++++ DATA ++++

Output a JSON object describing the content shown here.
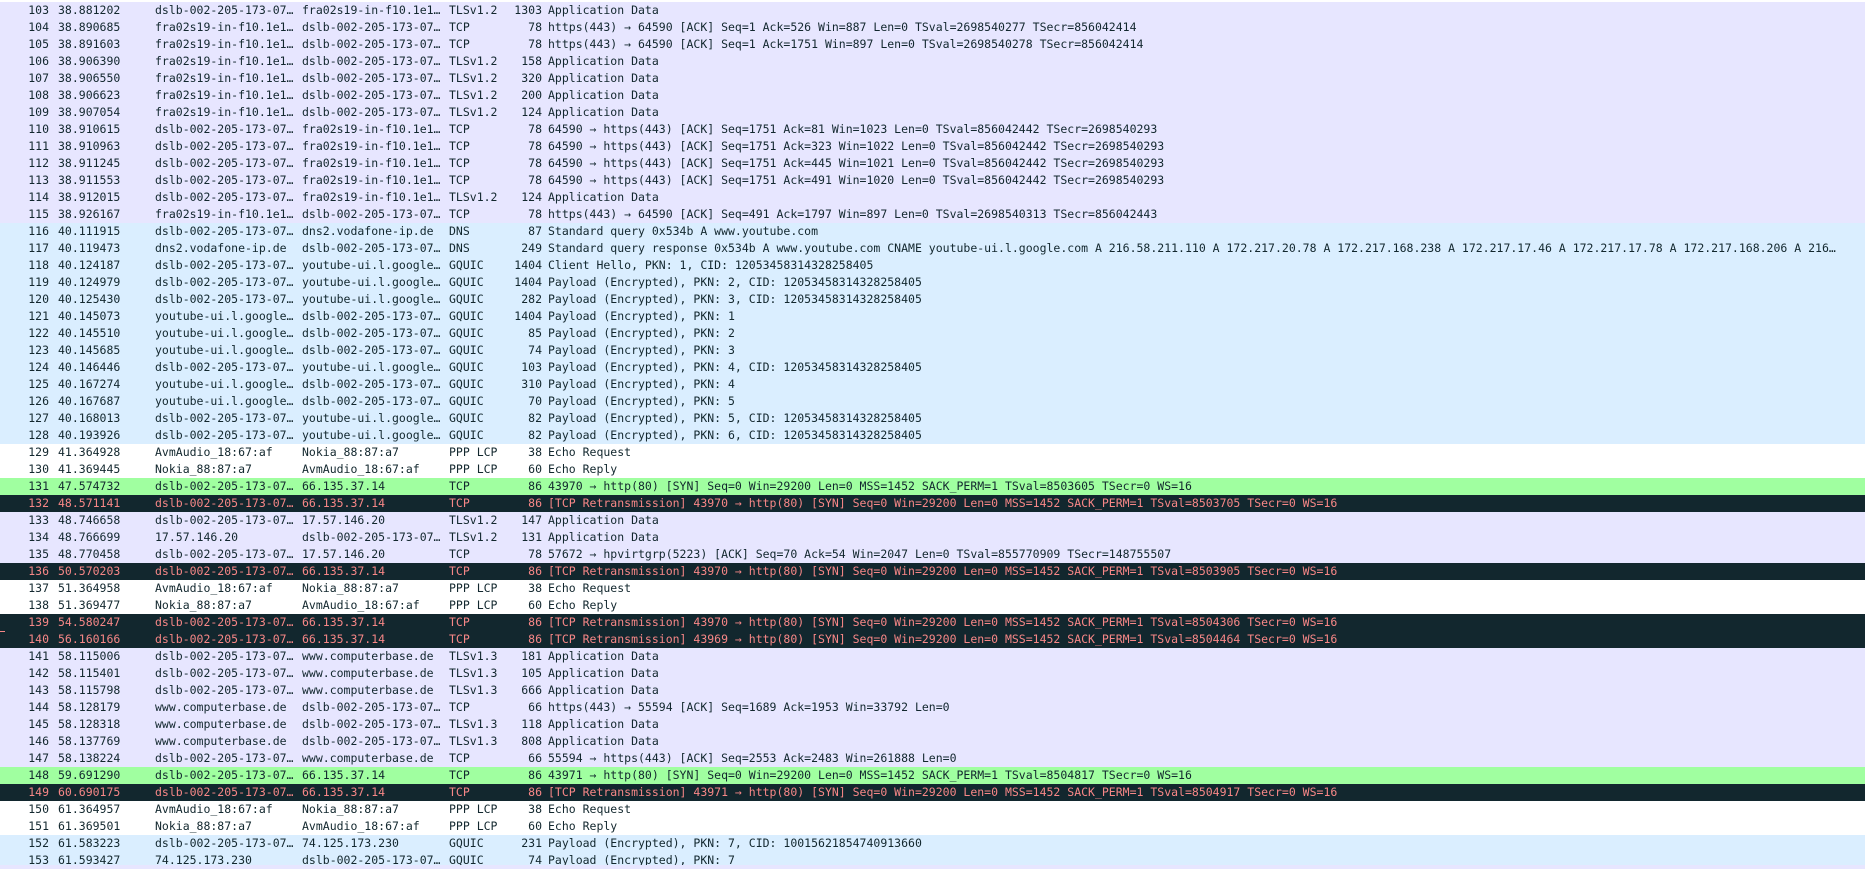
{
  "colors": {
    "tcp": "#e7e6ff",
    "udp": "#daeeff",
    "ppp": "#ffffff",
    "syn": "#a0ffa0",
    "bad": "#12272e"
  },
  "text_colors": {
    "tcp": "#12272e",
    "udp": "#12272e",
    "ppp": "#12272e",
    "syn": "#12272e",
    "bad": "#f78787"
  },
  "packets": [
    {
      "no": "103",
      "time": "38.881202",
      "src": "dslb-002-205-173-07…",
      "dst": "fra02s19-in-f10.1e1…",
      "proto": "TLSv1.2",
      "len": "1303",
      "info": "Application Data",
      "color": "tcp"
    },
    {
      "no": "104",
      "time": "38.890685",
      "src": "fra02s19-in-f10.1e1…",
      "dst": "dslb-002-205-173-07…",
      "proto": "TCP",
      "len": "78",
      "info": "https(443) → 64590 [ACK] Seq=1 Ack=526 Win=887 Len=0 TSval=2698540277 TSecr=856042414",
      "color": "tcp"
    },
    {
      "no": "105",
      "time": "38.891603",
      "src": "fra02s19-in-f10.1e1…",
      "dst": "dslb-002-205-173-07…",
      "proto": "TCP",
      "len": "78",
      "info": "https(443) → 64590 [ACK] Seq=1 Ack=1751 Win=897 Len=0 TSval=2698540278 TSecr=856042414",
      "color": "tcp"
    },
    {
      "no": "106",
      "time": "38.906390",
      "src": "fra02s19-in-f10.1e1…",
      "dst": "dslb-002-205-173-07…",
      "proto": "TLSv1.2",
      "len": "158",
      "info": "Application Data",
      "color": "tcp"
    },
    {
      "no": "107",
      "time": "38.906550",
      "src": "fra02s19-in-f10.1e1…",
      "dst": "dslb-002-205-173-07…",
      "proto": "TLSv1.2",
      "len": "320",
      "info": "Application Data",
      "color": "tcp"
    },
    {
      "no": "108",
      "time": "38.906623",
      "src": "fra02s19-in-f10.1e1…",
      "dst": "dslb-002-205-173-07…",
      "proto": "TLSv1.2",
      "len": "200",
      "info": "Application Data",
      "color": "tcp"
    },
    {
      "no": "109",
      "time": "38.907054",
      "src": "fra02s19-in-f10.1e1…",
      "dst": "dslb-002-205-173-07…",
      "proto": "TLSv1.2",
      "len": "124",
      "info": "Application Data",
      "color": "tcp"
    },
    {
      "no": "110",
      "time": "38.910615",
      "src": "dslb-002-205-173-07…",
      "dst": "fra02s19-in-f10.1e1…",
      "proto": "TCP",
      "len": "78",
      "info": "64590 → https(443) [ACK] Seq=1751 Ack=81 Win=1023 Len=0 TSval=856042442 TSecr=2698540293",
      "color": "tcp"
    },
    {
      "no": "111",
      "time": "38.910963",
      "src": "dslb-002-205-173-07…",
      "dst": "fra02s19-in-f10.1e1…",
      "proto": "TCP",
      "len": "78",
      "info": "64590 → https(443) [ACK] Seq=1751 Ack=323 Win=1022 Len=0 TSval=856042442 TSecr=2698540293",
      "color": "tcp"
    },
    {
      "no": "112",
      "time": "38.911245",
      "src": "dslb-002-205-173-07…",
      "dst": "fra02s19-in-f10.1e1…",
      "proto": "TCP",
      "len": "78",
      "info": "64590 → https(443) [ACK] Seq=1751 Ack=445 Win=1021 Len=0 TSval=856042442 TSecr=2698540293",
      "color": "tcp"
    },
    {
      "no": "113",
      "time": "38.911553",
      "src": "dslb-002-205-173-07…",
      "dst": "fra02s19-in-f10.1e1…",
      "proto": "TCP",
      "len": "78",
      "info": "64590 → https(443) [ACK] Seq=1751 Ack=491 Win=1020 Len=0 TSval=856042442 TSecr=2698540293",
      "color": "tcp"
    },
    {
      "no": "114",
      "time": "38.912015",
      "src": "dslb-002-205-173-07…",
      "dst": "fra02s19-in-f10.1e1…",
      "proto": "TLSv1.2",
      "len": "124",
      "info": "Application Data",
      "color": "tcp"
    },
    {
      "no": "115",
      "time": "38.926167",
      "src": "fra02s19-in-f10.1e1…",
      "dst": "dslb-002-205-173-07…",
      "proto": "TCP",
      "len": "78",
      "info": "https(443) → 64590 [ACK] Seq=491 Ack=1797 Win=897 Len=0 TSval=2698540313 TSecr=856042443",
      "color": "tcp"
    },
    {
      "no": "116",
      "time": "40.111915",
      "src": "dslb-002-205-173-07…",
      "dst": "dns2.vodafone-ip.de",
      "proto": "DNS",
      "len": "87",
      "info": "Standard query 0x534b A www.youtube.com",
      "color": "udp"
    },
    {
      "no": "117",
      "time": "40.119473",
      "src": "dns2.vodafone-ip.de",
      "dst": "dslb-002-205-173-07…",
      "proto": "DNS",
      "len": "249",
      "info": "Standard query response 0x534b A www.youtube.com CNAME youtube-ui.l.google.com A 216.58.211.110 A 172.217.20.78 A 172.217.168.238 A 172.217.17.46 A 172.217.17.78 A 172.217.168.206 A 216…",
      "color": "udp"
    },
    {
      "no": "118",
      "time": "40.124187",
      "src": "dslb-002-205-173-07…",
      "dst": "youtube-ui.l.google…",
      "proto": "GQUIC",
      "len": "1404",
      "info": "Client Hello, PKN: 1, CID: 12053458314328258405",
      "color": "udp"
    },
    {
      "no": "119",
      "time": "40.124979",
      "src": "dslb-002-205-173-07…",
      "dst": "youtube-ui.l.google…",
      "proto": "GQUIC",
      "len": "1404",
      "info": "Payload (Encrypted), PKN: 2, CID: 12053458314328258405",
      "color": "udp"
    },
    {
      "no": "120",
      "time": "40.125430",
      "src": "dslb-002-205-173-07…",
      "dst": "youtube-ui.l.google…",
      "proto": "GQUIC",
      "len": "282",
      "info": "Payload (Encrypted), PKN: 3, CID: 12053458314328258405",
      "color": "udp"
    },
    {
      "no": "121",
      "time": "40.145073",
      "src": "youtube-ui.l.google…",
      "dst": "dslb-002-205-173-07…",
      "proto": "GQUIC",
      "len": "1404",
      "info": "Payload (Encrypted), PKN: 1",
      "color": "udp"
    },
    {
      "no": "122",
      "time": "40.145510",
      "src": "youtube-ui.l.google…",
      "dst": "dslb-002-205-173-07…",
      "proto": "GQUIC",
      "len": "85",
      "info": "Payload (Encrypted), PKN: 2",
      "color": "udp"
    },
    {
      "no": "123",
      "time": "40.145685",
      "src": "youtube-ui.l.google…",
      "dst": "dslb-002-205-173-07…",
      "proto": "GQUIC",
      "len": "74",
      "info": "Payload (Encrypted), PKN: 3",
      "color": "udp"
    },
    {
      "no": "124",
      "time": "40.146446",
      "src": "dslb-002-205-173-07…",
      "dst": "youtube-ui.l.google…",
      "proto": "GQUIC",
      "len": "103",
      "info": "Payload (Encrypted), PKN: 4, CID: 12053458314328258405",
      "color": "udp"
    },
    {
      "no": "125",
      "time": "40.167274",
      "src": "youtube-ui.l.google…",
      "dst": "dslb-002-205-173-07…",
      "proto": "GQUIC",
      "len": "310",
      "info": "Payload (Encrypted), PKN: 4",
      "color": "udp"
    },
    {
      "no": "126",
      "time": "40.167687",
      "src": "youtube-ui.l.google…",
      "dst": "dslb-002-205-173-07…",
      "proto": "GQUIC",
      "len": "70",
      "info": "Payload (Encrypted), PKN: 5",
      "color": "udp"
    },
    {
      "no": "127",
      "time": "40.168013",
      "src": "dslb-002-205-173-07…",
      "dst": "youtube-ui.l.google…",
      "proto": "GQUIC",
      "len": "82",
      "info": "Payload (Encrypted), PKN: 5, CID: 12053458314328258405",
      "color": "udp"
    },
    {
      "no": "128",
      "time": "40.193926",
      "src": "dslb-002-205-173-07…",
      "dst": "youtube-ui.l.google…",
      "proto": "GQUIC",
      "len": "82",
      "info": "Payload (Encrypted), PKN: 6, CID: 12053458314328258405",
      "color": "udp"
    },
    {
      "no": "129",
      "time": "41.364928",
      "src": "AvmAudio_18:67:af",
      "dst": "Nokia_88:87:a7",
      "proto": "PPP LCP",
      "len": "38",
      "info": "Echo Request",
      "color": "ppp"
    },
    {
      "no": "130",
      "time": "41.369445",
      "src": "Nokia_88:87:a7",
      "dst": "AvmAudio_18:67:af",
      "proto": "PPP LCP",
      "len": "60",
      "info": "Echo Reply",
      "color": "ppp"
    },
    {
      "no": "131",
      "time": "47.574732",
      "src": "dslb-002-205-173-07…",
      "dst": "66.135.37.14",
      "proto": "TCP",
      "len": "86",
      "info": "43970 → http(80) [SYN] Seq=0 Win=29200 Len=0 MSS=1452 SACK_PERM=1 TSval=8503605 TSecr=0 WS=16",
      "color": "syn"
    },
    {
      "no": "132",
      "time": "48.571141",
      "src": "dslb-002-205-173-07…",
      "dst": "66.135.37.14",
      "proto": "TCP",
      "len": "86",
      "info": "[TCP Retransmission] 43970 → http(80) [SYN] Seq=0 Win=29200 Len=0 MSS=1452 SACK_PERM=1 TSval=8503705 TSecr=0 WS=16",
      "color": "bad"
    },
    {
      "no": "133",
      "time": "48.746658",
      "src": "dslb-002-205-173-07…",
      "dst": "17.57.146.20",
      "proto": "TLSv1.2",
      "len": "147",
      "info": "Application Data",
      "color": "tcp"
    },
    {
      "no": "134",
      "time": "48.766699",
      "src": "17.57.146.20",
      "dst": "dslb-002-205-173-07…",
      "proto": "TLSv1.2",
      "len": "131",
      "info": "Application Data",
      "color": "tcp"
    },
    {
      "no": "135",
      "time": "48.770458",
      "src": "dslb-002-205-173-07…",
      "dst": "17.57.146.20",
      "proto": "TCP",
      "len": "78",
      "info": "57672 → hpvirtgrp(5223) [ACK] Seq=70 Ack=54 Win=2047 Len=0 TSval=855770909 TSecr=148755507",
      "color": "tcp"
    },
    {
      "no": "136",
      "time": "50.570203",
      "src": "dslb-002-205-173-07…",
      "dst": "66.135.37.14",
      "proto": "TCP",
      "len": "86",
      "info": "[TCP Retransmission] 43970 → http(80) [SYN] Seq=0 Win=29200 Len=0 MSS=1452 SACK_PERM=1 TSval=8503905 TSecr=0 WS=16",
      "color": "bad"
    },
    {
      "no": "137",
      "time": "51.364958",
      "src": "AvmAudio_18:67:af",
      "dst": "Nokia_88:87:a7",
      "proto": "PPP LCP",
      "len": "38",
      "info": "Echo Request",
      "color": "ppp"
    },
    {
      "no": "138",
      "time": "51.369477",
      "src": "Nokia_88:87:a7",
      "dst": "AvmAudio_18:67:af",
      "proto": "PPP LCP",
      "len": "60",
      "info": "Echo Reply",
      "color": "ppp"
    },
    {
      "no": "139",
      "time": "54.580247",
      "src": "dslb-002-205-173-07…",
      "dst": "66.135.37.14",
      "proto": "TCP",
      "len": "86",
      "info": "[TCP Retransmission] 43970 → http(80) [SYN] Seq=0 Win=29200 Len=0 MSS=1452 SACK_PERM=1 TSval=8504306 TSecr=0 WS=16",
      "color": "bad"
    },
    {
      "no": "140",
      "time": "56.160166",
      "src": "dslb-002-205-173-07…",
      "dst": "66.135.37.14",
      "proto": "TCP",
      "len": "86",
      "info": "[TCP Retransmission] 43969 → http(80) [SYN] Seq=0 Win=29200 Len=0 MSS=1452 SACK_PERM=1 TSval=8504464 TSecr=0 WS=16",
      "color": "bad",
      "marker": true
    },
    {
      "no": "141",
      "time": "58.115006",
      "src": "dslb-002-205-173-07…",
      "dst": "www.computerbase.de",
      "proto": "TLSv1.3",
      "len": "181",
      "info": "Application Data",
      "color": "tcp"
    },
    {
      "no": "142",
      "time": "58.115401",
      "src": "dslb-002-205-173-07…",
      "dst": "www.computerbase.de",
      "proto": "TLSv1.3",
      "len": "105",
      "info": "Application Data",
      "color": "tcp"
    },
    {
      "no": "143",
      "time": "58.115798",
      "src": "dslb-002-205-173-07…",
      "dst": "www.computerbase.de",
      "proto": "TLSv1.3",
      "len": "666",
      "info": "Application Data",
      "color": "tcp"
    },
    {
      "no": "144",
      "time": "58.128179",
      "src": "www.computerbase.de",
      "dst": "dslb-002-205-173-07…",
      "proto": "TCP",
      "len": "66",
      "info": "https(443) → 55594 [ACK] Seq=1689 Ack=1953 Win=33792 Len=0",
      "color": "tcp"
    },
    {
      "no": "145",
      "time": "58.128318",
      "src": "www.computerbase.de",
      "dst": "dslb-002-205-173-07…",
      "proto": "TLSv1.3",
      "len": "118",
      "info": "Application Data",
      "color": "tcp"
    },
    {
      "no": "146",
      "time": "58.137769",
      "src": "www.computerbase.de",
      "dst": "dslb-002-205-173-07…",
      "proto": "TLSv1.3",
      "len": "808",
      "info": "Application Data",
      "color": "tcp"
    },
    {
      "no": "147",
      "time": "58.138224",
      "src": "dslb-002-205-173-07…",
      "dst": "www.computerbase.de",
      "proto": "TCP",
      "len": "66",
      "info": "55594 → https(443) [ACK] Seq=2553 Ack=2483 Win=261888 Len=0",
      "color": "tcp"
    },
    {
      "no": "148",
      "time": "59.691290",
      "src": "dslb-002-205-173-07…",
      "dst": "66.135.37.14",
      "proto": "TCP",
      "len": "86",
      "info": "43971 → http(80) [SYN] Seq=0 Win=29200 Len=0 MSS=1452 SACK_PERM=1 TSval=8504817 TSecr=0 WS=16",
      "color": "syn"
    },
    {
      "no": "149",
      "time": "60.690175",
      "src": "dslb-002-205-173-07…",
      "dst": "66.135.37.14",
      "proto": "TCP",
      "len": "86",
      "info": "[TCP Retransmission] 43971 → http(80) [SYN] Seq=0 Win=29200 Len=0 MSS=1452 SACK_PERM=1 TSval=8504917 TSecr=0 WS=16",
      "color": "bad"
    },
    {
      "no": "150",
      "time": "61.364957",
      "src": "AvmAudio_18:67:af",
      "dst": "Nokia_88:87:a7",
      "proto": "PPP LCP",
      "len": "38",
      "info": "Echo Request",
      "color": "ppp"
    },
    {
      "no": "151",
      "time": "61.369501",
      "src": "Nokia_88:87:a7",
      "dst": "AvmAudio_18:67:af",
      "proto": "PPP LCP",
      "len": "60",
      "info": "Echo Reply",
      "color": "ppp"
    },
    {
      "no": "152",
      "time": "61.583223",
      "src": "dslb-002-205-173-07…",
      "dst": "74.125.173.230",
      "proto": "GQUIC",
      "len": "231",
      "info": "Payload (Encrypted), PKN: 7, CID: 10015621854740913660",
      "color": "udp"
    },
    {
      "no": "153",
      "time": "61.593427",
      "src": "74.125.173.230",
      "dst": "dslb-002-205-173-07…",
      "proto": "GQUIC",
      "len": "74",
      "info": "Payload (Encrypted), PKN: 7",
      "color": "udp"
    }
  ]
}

++++

**GIVEN TASK:** In the entries above, find each line with the word "Standard" and show it.

**SOLUTION TO THIS PROBLEM:**
      "info": "Standard query 0x534b A www.youtube.com",
      "info": "Standard query response 0x534b A www.youtube.com CNAME youtube-ui.l.google.com A 216.58.211.110 A 172.217.20.78 A 172.217.168.238 A 172.217.17.46 A 172.217.17.78 A 172.217.168.206 A 216…",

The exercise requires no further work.